=== REQUIREMENT ===
Repeat, without any change, the entries presented below.

--- START OF TASK DATA ---

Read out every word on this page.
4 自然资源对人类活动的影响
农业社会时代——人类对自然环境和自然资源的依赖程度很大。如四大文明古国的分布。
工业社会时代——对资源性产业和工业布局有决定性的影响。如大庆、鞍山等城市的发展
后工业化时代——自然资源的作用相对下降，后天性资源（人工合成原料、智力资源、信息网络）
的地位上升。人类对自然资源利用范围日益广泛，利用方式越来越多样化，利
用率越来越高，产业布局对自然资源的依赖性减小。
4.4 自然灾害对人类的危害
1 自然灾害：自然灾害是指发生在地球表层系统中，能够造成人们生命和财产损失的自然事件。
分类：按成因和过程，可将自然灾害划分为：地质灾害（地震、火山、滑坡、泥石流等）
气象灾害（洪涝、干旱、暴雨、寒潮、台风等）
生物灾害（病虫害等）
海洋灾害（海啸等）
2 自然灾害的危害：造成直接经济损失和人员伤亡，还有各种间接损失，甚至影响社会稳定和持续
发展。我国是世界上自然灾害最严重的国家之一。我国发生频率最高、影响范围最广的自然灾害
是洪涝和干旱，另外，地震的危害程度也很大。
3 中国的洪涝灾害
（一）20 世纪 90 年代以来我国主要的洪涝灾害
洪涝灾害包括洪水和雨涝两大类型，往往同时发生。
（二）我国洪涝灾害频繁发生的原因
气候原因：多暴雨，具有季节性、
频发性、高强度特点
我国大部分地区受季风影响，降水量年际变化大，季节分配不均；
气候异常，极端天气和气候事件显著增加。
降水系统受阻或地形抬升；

--- END OF TASK DATA ---

=== RESPONSE TO THIS EXERCISE ===
Read out every word on this page.
4 自然资源对人类活动的影响
农业社会时代——人类对自然环境和自然资源的依赖程度很大。如四大文明古国的分布。
工业社会时代——对资源性产业和工业布局有决定性的影响。如大庆、鞍山等城市的发展
后工业化时代——自然资源的作用相对下降，后天性资源（人工合成原料、智力资源、信息网络）
的地位上升。人类对自然资源利用范围日益广泛，利用方式越来越多样化，利
用率越来越高，产业布局对自然资源的依赖性减小。
4.4 自然灾害对人类的危害
1 自然灾害：自然灾害是指发生在地球表层系统中，能够造成人们生命和财产损失的自然事件。
分类：按成因和过程，可将自然灾害划分为：地质灾害（地震、火山、滑坡、泥石流等）
气象灾害（洪涝、干旱、暴雨、寒潮、台风等）
生物灾害（病虫害等）
海洋灾害（海啸等）
2 自然灾害的危害：造成直接经济损失和人员伤亡，还有各种间接损失，甚至影响社会稳定和持续
发展。我国是世界上自然灾害最严重的国家之一。我国发生频率最高、影响范围最广的自然灾害
是洪涝和干旱，另外，地震的危害程度也很大。
3 中国的洪涝灾害
（一）20 世纪 90 年代以来我国主要的洪涝灾害
洪涝灾害包括洪水和雨涝两大类型，往往同时发生。
（二）我国洪涝灾害频繁发生的原因
气候原因：多暴雨，具有季节性、
频发性、高强度特点
我国大部分地区受季风影响，降水量年际变化大，季节分配不均；
气候异常，极端天气和气候事件显著增加。
降水系统受阻或地形抬升；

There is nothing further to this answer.